WHAT YOU WILL DO: Filter these entries, keeping only lines that hold the word "this".

DATA FOR THE TASK:
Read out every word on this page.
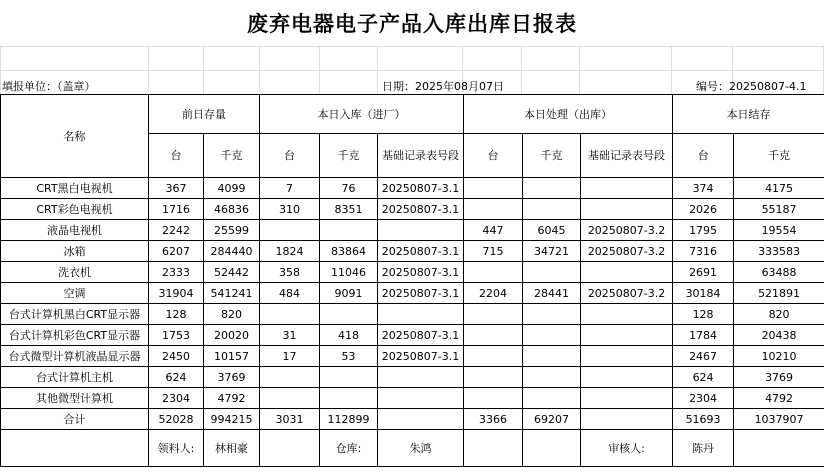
废弃电器电子产品入库出库日报表

填报单位：（盖章）	日期：2025年08月07日	编号：20250807-4.1
名称	前日存量		本日入库（进厂）			本日处理（出库）			本日结存	
	台	千克	台	千克	基础记录表号段	台	千克	基础记录表号段	台	千克
CRT黑白电视机	367	4099	7	76	20250807-3.1				374	4175
CRT彩色电视机	1716	46836	310	8351	20250807-3.1				2026	55187
液晶电视机	2242	25599				447	6045	20250807-3.2	1795	19554
冰箱	6207	284440	1824	83864	20250807-3.1	715	34721	20250807-3.2	7316	333583
洗衣机	2333	52442	358	11046	20250807-3.1				2691	63488
空调	31904	541241	484	9091	20250807-3.1	2204	28441	20250807-3.2	30184	521891
台式计算机黑白CRT显示器	128	820							128	820
台式计算机彩色CRT显示器	1753	20020	31	418	20250807-3.1				1784	20438
台式微型计算机液晶显示器	2450	10157	17	53	20250807-3.1				2467	10210
台式计算机主机	624	3769							624	3769
其他微型计算机	2304	4792							2304	4792
合计	52028	994215	3031	112899		3366	69207		51693	1037907
	领料人:	林相豪		仓库:	朱鸿			审核人:	陈丹	
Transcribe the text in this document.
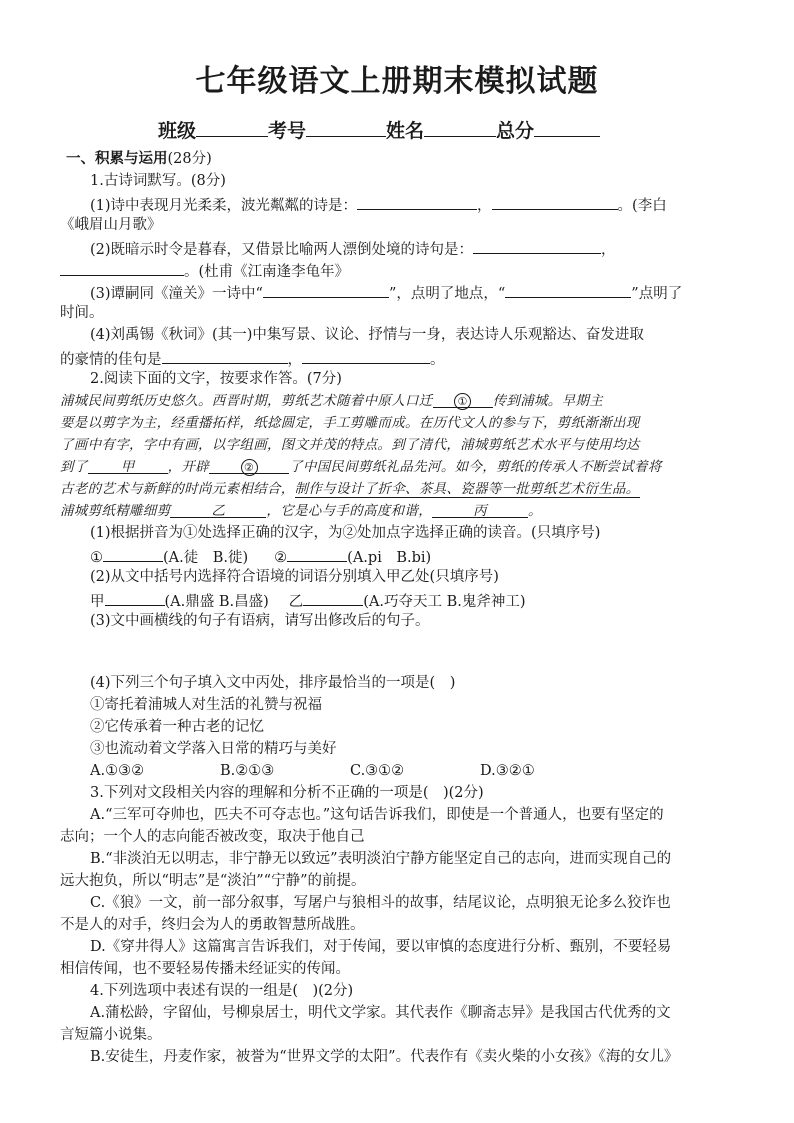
七年级语文上册期末模拟试题
班级	考号	姓名	总分
一、积累与运用(28分)
1.古诗词默写。(8分)
(1)诗中表现月光柔柔，波光粼粼的诗是：	，	。(李白
《峨眉山月歌》
(2)既暗示时令是暮春，又借景比喻两人漂倒处境的诗句是：	，
。(杜甫《江南逢李龟年》
(3)谭嗣同《潼关》一诗中“	”，点明了地点，“	”点明了
时间。
(4)刘禹锡《秋词》(其一)中集写景、议论、抒情与一身，表达诗人乐观豁达、奋发进取
的豪情的佳句是	，	。
2.阅读下面的文字，按要求作答。(7分)
浦城民间剪纸历史悠久。西晋时期，剪纸艺术随着中原人口迁 ① 传到浦城。早期主
要是以剪字为主，经重播拓样，纸捻圆定，手工剪雕而成。在历代文人的参与下，剪纸渐渐出现
了画中有字，字中有画，以字组画，图文并茂的特点。到了清代，浦城剪纸艺术水平与使用均达
到了 甲 ，开辟	②	了中国民间剪纸礼品先河。如今，剪纸的传承人不断尝试着将
古老的艺术与新鲜的时尚元素相结合，制作与设计了折伞、茶具、瓷器等一批剪纸艺术衍生品。
浦城剪纸精雕细剪	乙	，它是心与手的高度和谐，	丙	。
(1)根据拼音为①处选择正确的汉字，为②处加点字选择正确的读音。(只填序号)
①	(A.徒　B.徙) ②	(A.pi　B.bi)
(2)从文中括号内选择符合语境的词语分别填入甲乙处(只填序号)
甲	(A.鼎盛 B.昌盛) 乙	(A.巧夺天工 B.鬼斧神工)
(3)文中画横线的句子有语病，请写出修改后的句子。
(4)下列三个句子填入文中丙处，排序最恰当的一项是(　)
①寄托着浦城人对生活的礼赞与祝福
②它传承着一种古老的记忆
③也流动着文学落入日常的精巧与美好
A.①③②	B.②①③	C.③①②	D.③②①
3.下列对文段相关内容的理解和分析不正确的一项是(　)(2分)
A.“三军可夺帅也，匹夫不可夺志也。”这句话告诉我们，即使是一个普通人，也要有坚定的
志向；一个人的志向能否被改变，取决于他自己
B.“非淡泊无以明志，非宁静无以致远”表明淡泊宁静方能坚定自己的志向，进而实现自己的
远大抱负，所以“明志”是“淡泊”“宁静”的前提。
C.《狼》一文，前一部分叙事，写屠户与狼相斗的故事，结尾议论，点明狼无论多么狡诈也
不是人的对手，终归会为人的勇敢智慧所战胜。
D.《穿井得人》这篇寓言告诉我们，对于传闻，要以审慎的态度进行分析、甄别，不要轻易
相信传闻，也不要轻易传播未经证实的传闻。
4.下列选项中表述有误的一组是(　)(2分)
A.蒲松龄，字留仙，号柳泉居士，明代文学家。其代表作《聊斋志异》是我国古代优秀的文
言短篇小说集。
B.安徒生，丹麦作家，被誉为“世界文学的太阳”。代表作有《卖火柴的小女孩》《海的女儿》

WORKED ANSWER:
Read out every word on this page.
Transcribe the text in this document.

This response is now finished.